- [What to do]: Say how many lines in the data below contain the word "description", and give no other text.

(Data records)
★ ★ ★ ★ ★
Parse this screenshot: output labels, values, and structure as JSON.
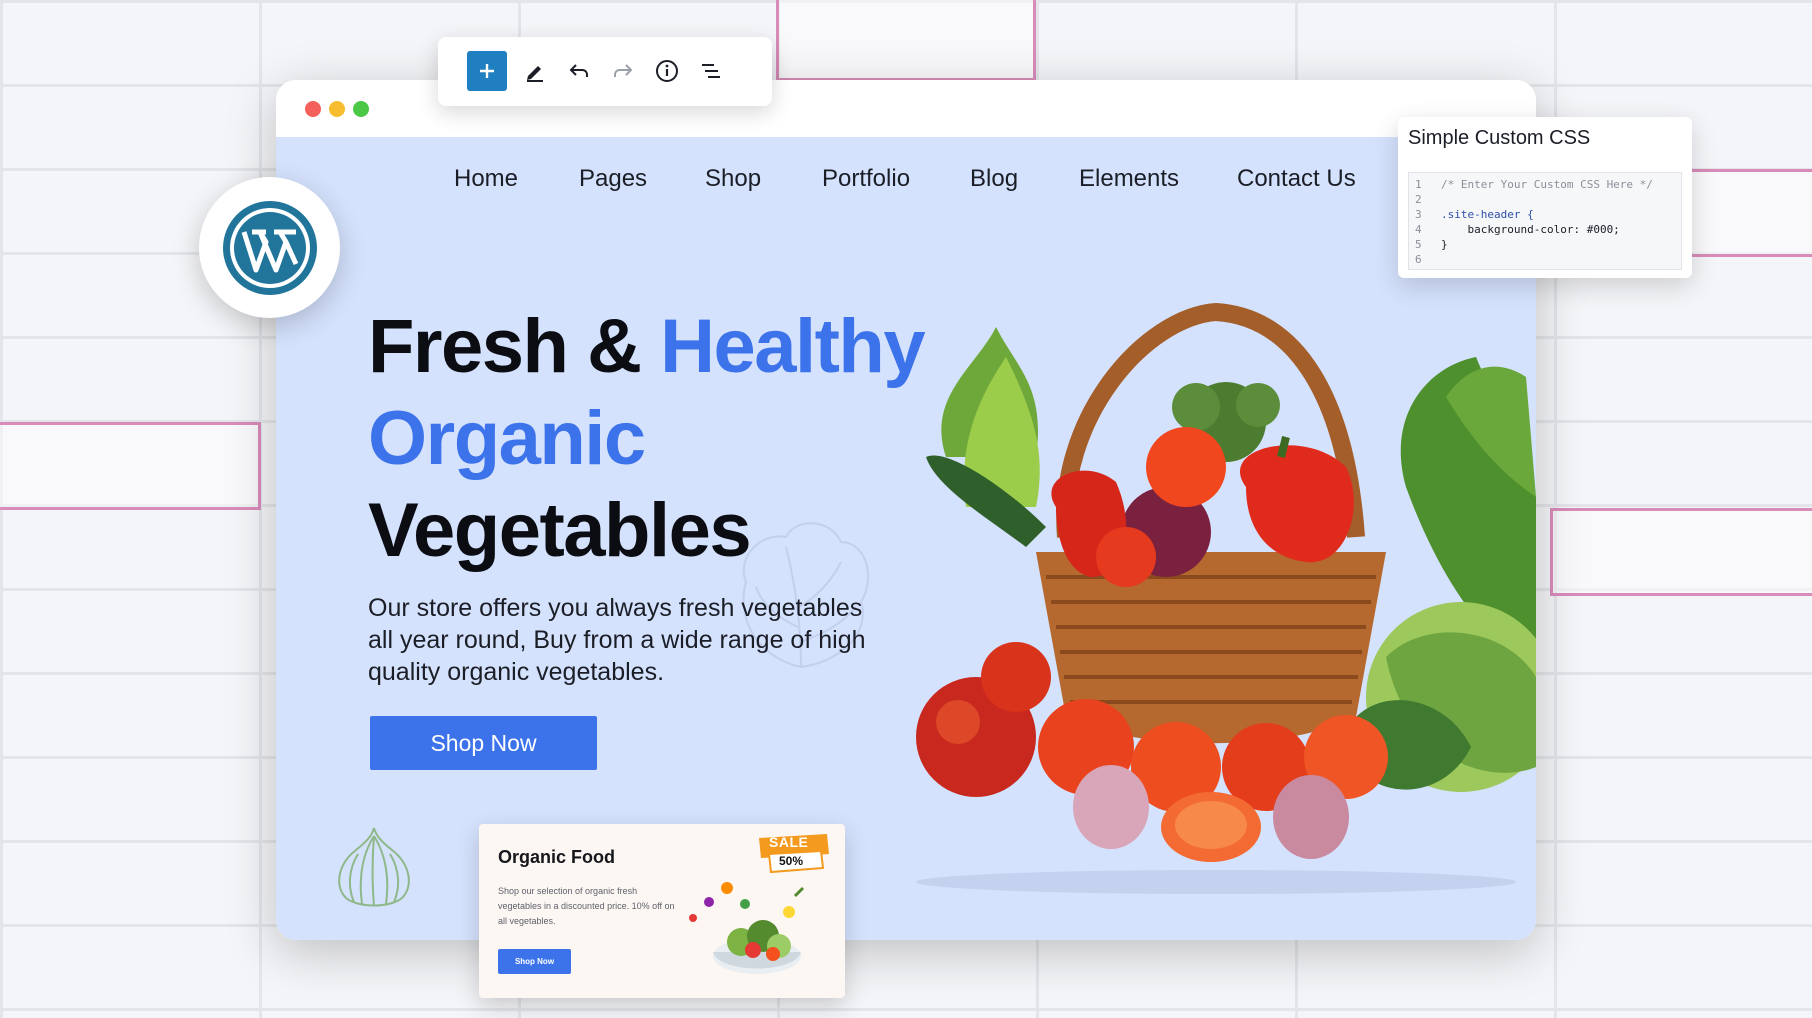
{
  "nav": {
    "items": [
      "Home",
      "Pages",
      "Shop",
      "Portfolio",
      "Blog",
      "Elements",
      "Contact Us"
    ]
  },
  "hero": {
    "headline_part1": "Fresh & ",
    "headline_part2": "Healthy",
    "headline_line2": "Organic",
    "headline_line3": "Vegetables",
    "description": "Our store offers you always fresh vegetables all year round,  Buy from a  wide range of high quality organic vegetables.",
    "button_label": "Shop Now"
  },
  "toolbar": {
    "icons": [
      "add-block-icon",
      "pencil-icon",
      "undo-icon",
      "redo-icon",
      "info-icon",
      "list-view-icon"
    ]
  },
  "css_panel": {
    "title": "Simple Custom CSS",
    "lines": [
      {
        "num": "1",
        "text": "/* Enter Your Custom CSS Here */"
      },
      {
        "num": "2",
        "text": ""
      },
      {
        "num": "3",
        "text": ".site-header {"
      },
      {
        "num": "4",
        "text": "    background-color: #000;"
      },
      {
        "num": "5",
        "text": "}"
      },
      {
        "num": "6",
        "text": ""
      }
    ]
  },
  "promo_card": {
    "title": "Organic Food",
    "description": "Shop our selection of organic fresh vegetables in a discounted price. 10% off on all vegetables.",
    "button_label": "Shop Now",
    "sale_label": "SALE",
    "sale_percent": "50%"
  },
  "colors": {
    "accent": "#3c73ea",
    "hero_background": "#d5e2fd",
    "wordpress_blue": "#21759b",
    "sale_orange": "#f39a1f"
  }
}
★ ★ ★ ★ ★
- [Answer below]: 2